== Data extracted from a collection ==
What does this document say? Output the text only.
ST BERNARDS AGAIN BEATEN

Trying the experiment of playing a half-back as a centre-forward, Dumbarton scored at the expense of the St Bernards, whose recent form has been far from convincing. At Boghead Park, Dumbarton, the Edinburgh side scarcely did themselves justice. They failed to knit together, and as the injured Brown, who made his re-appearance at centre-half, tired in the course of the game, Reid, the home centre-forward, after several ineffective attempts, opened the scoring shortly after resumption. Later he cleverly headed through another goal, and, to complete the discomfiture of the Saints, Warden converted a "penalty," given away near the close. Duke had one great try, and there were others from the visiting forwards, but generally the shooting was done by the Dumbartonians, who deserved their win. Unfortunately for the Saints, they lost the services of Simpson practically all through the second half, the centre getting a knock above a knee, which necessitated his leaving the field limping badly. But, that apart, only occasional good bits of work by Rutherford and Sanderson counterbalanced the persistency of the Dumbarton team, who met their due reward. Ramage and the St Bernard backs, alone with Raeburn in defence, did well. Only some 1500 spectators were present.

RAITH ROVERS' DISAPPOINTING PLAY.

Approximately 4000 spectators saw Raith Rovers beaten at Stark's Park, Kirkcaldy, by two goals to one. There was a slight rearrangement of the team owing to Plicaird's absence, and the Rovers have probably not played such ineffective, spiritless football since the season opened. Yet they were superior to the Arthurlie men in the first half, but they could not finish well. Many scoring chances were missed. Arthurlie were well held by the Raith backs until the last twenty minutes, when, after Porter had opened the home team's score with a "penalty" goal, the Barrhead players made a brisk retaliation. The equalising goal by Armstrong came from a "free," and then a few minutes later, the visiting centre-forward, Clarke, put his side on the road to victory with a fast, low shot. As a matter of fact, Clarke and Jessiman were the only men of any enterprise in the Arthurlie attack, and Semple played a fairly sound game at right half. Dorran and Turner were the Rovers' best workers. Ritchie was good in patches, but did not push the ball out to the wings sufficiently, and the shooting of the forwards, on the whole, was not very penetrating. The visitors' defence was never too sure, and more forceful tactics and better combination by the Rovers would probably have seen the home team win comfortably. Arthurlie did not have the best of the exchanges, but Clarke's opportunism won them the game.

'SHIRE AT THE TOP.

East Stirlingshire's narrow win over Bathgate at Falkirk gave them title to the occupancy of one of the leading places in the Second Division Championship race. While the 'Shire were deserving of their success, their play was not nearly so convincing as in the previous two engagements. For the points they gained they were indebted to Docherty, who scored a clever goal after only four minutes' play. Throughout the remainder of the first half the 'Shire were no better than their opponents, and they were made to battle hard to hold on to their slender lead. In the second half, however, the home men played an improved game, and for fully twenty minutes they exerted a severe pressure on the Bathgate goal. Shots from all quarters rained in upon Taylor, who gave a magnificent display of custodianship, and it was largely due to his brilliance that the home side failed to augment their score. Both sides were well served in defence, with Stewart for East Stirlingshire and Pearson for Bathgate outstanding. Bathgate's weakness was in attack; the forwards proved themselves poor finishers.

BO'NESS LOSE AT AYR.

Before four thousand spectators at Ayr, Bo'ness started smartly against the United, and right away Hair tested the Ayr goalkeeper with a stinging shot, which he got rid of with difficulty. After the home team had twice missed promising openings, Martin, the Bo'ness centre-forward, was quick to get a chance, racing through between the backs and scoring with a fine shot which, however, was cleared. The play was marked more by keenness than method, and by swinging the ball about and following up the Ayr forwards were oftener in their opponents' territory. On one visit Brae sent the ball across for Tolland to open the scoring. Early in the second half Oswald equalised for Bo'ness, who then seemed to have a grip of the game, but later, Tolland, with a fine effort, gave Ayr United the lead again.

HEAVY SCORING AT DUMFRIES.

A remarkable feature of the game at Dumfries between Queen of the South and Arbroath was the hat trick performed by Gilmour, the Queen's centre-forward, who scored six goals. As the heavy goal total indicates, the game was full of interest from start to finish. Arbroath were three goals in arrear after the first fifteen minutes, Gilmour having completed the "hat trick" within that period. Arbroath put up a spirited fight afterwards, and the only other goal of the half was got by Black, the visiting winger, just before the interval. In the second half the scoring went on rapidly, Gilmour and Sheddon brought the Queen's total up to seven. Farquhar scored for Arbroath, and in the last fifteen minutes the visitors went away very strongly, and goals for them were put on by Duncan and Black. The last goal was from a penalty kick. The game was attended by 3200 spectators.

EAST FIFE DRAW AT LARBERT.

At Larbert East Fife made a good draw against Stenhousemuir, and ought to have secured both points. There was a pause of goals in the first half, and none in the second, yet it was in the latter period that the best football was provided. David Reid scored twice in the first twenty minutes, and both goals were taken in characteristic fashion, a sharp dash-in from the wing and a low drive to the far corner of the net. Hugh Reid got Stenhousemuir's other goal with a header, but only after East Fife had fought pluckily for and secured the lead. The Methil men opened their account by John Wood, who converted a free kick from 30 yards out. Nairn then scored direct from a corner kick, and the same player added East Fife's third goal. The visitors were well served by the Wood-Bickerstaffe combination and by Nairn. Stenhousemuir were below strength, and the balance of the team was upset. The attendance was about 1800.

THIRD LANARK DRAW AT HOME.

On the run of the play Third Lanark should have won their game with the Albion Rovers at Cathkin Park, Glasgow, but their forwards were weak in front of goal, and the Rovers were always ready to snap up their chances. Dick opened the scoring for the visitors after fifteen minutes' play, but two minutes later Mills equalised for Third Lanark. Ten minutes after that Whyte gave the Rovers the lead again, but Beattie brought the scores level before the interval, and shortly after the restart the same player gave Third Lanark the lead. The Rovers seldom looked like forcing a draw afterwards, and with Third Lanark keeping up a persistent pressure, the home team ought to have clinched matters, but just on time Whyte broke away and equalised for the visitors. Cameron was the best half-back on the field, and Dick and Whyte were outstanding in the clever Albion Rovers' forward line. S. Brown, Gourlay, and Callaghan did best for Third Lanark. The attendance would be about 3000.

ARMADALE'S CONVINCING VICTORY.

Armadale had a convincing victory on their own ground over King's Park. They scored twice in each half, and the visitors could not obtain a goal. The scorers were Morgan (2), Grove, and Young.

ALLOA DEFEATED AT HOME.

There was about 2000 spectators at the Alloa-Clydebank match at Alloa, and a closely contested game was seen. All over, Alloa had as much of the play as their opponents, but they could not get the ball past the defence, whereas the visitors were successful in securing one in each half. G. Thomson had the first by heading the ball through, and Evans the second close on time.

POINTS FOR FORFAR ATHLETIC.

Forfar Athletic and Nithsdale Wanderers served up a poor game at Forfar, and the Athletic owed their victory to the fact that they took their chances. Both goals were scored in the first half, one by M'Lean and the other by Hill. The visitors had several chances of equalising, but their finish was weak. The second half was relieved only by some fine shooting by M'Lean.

== The request ==
Each line of the material should be echoed exactly.

== Answer to this task ==
What does this document say? Output the text only.
ST BERNARDS AGAIN BEATEN

Trying the experiment of playing a half-back as a centre-forward, Dumbarton scored at the expense of the St Bernards, whose recent form has been far from convincing. At Boghead Park, Dumbarton, the Edinburgh side scarcely did themselves justice. They failed to knit together, and as the injured Brown, who made his re-appearance at centre-half, tired in the course of the game, Reid, the home centre-forward, after several ineffective attempts, opened the scoring shortly after resumption. Later he cleverly headed through another goal, and, to complete the discomfiture of the Saints, Warden converted a "penalty," given away near the close. Duke had one great try, and there were others from the visiting forwards, but generally the shooting was done by the Dumbartonians, who deserved their win. Unfortunately for the Saints, they lost the services of Simpson practically all through the second half, the centre getting a knock above a knee, which necessitated his leaving the field limping badly. But, that apart, only occasional good bits of work by Rutherford and Sanderson counterbalanced the persistency of the Dumbarton team, who met their due reward. Ramage and the St Bernard backs, alone with Raeburn in defence, did well. Only some 1500 spectators were present.

RAITH ROVERS' DISAPPOINTING PLAY.

Approximately 4000 spectators saw Raith Rovers beaten at Stark's Park, Kirkcaldy, by two goals to one. There was a slight rearrangement of the team owing to Plicaird's absence, and the Rovers have probably not played such ineffective, spiritless football since the season opened. Yet they were superior to the Arthurlie men in the first half, but they could not finish well. Many scoring chances were missed. Arthurlie were well held by the Raith backs until the last twenty minutes, when, after Porter had opened the home team's score with a "penalty" goal, the Barrhead players made a brisk retaliation. The equalising goal by Armstrong came from a "free," and then a few minutes later, the visiting centre-forward, Clarke, put his side on the road to victory with a fast, low shot. As a matter of fact, Clarke and Jessiman were the only men of any enterprise in the Arthurlie attack, and Semple played a fairly sound game at right half. Dorran and Turner were the Rovers' best workers. Ritchie was good in patches, but did not push the ball out to the wings sufficiently, and the shooting of the forwards, on the whole, was not very penetrating. The visitors' defence was never too sure, and more forceful tactics and better combination by the Rovers would probably have seen the home team win comfortably. Arthurlie did not have the best of the exchanges, but Clarke's opportunism won them the game.

'SHIRE AT THE TOP.

East Stirlingshire's narrow win over Bathgate at Falkirk gave them title to the occupancy of one of the leading places in the Second Division Championship race. While the 'Shire were deserving of their success, their play was not nearly so convincing as in the previous two engagements. For the points they gained they were indebted to Docherty, who scored a clever goal after only four minutes' play. Throughout the remainder of the first half the 'Shire were no better than their opponents, and they were made to battle hard to hold on to their slender lead. In the second half, however, the home men played an improved game, and for fully twenty minutes they exerted a severe pressure on the Bathgate goal. Shots from all quarters rained in upon Taylor, who gave a magnificent display of custodianship, and it was largely due to his brilliance that the home side failed to augment their score. Both sides were well served in defence, with Stewart for East Stirlingshire and Pearson for Bathgate outstanding. Bathgate's weakness was in attack; the forwards proved themselves poor finishers.

BO'NESS LOSE AT AYR.

Before four thousand spectators at Ayr, Bo'ness started smartly against the United, and right away Hair tested the Ayr goalkeeper with a stinging shot, which he got rid of with difficulty. After the home team had twice missed promising openings, Martin, the Bo'ness centre-forward, was quick to get a chance, racing through between the backs and scoring with a fine shot which, however, was cleared. The play was marked more by keenness than method, and by swinging the ball about and following up the Ayr forwards were oftener in their opponents' territory. On one visit Brae sent the ball across for Tolland to open the scoring. Early in the second half Oswald equalised for Bo'ness, who then seemed to have a grip of the game, but later, Tolland, with a fine effort, gave Ayr United the lead again.

HEAVY SCORING AT DUMFRIES.

A remarkable feature of the game at Dumfries between Queen of the South and Arbroath was the hat trick performed by Gilmour, the Queen's centre-forward, who scored six goals. As the heavy goal total indicates, the game was full of interest from start to finish. Arbroath were three goals in arrear after the first fifteen minutes, Gilmour having completed the "hat trick" within that period. Arbroath put up a spirited fight afterwards, and the only other goal of the half was got by Black, the visiting winger, just before the interval. In the second half the scoring went on rapidly, Gilmour and Sheddon brought the Queen's total up to seven. Farquhar scored for Arbroath, and in the last fifteen minutes the visitors went away very strongly, and goals for them were put on by Duncan and Black. The last goal was from a penalty kick. The game was attended by 3200 spectators.

EAST FIFE DRAW AT LARBERT.

At Larbert East Fife made a good draw against Stenhousemuir, and ought to have secured both points. There was a pause of goals in the first half, and none in the second, yet it was in the latter period that the best football was provided. David Reid scored twice in the first twenty minutes, and both goals were taken in characteristic fashion, a sharp dash-in from the wing and a low drive to the far corner of the net. Hugh Reid got Stenhousemuir's other goal with a header, but only after East Fife had fought pluckily for and secured the lead. The Methil men opened their account by John Wood, who converted a free kick from 30 yards out. Nairn then scored direct from a corner kick, and the same player added East Fife's third goal. The visitors were well served by the Wood-Bickerstaffe combination and by Nairn. Stenhousemuir were below strength, and the balance of the team was upset. The attendance was about 1800.

THIRD LANARK DRAW AT HOME.

On the run of the play Third Lanark should have won their game with the Albion Rovers at Cathkin Park, Glasgow, but their forwards were weak in front of goal, and the Rovers were always ready to snap up their chances. Dick opened the scoring for the visitors after fifteen minutes' play, but two minutes later Mills equalised for Third Lanark. Ten minutes after that Whyte gave the Rovers the lead again, but Beattie brought the scores level before the interval, and shortly after the restart the same player gave Third Lanark the lead. The Rovers seldom looked like forcing a draw afterwards, and with Third Lanark keeping up a persistent pressure, the home team ought to have clinched matters, but just on time Whyte broke away and equalised for the visitors. Cameron was the best half-back on the field, and Dick and Whyte were outstanding in the clever Albion Rovers' forward line. S. Brown, Gourlay, and Callaghan did best for Third Lanark. The attendance would be about 3000.

ARMADALE'S CONVINCING VICTORY.

Armadale had a convincing victory on their own ground over King's Park. They scored twice in each half, and the visitors could not obtain a goal. The scorers were Morgan (2), Grove, and Young.

ALLOA DEFEATED AT HOME.

There was about 2000 spectators at the Alloa-Clydebank match at Alloa, and a closely contested game was seen. All over, Alloa had as much of the play as their opponents, but they could not get the ball past the defence, whereas the visitors were successful in securing one in each half. G. Thomson had the first by heading the ball through, and Evans the second close on time.

POINTS FOR FORFAR ATHLETIC.

Forfar Athletic and Nithsdale Wanderers served up a poor game at Forfar, and the Athletic owed their victory to the fact that they took their chances. Both goals were scored in the first half, one by M'Lean and the other by Hill. The visitors had several chances of equalising, but their finish was weak. The second half was relieved only by some fine shooting by M'Lean.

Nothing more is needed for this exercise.